• [What the exercise asks]:
Return a copy of each line that holds the string "agregatem".

• [Supplied entries]:
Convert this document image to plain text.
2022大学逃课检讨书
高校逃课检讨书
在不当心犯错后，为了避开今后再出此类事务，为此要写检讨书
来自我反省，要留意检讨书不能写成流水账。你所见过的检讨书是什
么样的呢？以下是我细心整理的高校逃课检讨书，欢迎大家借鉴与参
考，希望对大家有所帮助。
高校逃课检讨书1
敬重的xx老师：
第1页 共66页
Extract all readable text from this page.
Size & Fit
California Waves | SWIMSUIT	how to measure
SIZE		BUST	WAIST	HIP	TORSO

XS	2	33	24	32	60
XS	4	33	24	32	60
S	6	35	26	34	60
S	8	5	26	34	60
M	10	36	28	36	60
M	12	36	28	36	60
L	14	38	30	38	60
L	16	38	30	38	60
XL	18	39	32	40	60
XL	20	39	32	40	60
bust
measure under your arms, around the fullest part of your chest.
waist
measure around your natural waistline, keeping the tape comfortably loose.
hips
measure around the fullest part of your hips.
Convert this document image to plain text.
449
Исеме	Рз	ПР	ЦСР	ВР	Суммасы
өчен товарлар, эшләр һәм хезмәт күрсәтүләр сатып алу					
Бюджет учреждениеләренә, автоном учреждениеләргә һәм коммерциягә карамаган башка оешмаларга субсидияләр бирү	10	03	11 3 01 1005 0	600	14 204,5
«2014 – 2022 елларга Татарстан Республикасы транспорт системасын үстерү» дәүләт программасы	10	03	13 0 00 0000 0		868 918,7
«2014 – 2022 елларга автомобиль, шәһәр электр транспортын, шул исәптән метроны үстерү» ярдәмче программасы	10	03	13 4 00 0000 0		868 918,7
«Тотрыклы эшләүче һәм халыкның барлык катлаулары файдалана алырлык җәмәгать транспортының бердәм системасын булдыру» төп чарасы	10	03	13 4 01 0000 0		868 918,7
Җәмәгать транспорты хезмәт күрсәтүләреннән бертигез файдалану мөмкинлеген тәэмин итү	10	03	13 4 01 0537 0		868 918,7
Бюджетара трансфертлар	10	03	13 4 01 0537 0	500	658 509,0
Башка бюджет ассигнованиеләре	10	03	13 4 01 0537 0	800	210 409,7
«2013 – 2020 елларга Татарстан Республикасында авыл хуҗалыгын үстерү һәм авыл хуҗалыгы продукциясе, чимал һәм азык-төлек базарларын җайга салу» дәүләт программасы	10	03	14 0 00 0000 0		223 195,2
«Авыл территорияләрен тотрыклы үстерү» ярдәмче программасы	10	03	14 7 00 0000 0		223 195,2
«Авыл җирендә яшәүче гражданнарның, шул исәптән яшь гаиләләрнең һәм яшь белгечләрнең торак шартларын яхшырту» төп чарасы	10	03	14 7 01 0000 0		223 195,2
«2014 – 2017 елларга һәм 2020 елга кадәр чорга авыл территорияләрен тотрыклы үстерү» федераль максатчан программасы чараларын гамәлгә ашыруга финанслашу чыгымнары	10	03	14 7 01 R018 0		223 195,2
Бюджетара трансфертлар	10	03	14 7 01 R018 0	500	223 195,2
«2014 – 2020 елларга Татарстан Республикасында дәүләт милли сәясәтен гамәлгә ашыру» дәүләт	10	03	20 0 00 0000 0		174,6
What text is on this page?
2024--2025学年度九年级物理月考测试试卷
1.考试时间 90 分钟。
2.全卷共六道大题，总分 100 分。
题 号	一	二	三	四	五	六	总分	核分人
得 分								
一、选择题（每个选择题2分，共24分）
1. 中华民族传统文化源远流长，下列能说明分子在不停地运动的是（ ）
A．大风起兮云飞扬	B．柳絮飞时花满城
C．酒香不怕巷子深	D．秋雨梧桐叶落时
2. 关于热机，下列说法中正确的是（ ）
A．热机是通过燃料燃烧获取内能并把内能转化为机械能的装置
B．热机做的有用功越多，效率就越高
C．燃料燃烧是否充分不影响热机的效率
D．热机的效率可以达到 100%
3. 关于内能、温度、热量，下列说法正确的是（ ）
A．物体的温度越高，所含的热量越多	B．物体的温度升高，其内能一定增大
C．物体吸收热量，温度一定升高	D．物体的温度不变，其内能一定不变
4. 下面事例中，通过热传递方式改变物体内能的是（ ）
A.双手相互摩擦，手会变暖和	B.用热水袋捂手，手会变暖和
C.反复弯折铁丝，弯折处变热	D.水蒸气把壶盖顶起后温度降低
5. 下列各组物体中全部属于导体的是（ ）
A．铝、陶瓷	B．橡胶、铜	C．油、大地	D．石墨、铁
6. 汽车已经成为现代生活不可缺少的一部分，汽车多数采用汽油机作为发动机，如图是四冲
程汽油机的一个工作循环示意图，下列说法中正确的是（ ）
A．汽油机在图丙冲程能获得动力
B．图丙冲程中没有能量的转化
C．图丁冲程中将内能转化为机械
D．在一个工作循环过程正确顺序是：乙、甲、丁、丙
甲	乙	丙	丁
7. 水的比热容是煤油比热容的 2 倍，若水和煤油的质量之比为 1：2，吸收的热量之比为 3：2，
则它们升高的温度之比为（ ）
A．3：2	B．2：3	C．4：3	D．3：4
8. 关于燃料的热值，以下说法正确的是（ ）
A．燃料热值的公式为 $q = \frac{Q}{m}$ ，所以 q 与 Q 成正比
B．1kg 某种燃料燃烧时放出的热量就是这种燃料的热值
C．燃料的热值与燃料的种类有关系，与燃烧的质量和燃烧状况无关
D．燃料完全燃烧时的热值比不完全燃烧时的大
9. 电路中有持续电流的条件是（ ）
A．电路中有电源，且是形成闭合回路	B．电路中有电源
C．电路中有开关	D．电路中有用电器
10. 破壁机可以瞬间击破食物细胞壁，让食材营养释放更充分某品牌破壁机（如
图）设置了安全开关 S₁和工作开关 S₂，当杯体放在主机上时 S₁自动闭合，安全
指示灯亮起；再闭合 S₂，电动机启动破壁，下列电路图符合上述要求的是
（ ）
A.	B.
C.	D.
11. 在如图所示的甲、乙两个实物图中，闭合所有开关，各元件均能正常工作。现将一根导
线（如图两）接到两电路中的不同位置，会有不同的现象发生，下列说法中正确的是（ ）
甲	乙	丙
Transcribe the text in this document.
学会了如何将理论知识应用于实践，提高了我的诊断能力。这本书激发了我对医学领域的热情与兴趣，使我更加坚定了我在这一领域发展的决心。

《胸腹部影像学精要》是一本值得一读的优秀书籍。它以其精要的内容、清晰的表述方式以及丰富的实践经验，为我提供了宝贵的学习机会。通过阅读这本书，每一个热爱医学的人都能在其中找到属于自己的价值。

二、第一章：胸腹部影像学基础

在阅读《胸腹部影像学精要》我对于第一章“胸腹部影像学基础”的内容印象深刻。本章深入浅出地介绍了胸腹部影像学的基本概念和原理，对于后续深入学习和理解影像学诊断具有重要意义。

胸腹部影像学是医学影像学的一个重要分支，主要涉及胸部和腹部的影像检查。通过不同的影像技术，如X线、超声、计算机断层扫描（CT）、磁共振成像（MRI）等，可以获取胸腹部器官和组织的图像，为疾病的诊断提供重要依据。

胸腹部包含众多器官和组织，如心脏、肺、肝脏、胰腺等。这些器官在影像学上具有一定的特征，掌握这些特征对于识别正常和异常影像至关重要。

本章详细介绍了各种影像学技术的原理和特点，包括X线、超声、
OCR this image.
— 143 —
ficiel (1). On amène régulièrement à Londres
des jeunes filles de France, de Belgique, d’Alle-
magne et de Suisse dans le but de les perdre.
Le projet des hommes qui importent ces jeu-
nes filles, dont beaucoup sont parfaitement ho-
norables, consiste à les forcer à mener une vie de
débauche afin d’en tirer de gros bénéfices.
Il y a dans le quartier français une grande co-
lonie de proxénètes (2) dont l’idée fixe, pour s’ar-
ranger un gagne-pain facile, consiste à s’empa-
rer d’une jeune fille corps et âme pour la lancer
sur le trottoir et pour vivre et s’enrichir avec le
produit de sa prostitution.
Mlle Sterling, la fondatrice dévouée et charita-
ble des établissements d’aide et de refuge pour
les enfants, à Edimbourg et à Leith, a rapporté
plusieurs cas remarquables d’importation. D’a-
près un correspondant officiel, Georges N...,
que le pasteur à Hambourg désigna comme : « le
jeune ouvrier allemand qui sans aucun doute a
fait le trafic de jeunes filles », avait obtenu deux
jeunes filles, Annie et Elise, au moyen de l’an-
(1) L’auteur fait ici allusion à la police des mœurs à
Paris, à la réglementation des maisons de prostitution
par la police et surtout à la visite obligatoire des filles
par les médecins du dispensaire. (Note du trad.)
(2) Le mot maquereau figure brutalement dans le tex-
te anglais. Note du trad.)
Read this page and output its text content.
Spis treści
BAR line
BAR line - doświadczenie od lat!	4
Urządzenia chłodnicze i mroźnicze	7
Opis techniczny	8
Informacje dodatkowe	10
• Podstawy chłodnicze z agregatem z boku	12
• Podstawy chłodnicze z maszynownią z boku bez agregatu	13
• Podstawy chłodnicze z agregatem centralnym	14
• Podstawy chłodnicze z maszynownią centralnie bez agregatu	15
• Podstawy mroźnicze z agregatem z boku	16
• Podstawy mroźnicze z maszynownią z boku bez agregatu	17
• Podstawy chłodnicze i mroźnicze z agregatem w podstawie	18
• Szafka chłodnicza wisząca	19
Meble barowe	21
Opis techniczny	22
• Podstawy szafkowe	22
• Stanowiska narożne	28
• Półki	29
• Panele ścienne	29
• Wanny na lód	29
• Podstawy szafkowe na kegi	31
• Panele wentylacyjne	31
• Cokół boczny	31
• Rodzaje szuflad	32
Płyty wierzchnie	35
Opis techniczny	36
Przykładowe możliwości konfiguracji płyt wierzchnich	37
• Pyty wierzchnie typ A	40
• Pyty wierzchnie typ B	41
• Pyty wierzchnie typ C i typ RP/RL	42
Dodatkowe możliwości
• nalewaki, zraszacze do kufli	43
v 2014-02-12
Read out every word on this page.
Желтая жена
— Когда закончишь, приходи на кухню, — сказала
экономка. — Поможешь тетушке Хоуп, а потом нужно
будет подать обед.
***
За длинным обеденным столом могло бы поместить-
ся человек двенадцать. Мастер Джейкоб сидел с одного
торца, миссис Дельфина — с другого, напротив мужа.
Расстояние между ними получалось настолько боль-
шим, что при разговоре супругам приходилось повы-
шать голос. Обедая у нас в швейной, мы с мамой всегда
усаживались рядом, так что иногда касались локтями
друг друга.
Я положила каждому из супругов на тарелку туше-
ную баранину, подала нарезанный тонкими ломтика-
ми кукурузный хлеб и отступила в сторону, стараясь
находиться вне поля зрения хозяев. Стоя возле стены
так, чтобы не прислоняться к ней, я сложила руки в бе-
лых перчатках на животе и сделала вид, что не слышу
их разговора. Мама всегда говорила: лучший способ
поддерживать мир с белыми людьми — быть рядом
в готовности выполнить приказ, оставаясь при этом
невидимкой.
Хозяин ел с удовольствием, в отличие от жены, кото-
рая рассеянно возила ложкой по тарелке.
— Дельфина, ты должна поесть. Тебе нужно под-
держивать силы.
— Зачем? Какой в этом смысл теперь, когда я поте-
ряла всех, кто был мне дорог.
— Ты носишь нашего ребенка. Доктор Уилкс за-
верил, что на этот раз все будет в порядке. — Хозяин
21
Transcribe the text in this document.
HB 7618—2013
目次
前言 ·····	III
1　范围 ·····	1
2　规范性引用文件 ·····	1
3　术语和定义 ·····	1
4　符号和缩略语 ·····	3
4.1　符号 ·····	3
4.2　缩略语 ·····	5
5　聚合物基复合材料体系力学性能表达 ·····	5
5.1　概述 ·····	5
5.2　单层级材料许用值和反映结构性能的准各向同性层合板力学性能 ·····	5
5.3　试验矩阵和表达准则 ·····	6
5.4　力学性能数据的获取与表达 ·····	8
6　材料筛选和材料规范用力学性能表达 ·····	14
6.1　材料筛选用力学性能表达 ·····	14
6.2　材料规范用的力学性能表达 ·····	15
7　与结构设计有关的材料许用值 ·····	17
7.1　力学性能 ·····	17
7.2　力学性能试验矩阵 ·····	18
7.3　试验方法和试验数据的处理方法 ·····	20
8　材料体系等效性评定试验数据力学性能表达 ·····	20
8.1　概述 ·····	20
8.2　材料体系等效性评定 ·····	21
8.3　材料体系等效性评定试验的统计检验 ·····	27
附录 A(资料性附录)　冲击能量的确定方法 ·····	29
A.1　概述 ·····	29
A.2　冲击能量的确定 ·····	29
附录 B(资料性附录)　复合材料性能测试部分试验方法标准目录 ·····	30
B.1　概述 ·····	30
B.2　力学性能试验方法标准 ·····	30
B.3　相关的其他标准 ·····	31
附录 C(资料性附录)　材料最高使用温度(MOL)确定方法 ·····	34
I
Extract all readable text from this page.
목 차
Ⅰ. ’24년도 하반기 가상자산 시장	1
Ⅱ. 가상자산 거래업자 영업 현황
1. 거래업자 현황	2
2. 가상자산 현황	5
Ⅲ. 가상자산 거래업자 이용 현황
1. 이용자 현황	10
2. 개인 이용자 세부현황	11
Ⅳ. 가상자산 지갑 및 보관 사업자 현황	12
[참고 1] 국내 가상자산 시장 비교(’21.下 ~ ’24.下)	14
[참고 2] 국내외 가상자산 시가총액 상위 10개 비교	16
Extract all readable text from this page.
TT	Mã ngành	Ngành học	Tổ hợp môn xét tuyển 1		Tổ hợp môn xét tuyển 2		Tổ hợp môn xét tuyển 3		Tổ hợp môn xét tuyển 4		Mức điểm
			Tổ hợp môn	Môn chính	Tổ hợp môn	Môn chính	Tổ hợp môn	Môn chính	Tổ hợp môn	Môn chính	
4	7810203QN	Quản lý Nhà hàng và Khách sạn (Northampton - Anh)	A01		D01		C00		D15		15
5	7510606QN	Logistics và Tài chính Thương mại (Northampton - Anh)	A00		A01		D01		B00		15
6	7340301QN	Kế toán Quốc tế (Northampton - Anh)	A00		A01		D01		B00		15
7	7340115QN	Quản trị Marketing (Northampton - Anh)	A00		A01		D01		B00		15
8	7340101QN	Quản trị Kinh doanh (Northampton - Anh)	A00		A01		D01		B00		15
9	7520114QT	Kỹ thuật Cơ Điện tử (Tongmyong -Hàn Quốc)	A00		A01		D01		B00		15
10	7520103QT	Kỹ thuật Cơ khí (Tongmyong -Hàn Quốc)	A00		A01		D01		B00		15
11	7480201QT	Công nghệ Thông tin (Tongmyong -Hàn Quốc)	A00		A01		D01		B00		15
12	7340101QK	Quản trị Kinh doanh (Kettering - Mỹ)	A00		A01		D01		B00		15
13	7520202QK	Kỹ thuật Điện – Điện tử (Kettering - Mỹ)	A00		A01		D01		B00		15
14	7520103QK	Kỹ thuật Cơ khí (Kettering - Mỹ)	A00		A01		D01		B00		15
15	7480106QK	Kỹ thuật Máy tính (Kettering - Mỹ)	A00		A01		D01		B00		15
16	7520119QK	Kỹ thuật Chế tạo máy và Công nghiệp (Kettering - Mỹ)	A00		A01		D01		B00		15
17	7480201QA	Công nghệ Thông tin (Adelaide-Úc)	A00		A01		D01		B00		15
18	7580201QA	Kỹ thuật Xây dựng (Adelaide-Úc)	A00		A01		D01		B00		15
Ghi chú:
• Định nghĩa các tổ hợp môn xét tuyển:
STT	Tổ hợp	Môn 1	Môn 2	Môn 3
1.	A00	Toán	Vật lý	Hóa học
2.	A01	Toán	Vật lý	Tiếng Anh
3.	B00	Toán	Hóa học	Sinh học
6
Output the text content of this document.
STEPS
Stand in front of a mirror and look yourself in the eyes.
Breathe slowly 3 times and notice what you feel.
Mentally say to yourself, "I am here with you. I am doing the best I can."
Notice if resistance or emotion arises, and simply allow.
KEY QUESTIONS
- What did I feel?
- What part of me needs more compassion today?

• [Exercise result]:
• Podstawy chłodnicze z agregatem z boku	12
• Podstawy chłodnicze z agregatem centralnym	14
• Podstawy mroźnicze z agregatem z boku	16
• Podstawy chłodnicze i mroźnicze z agregatem w podstawie	18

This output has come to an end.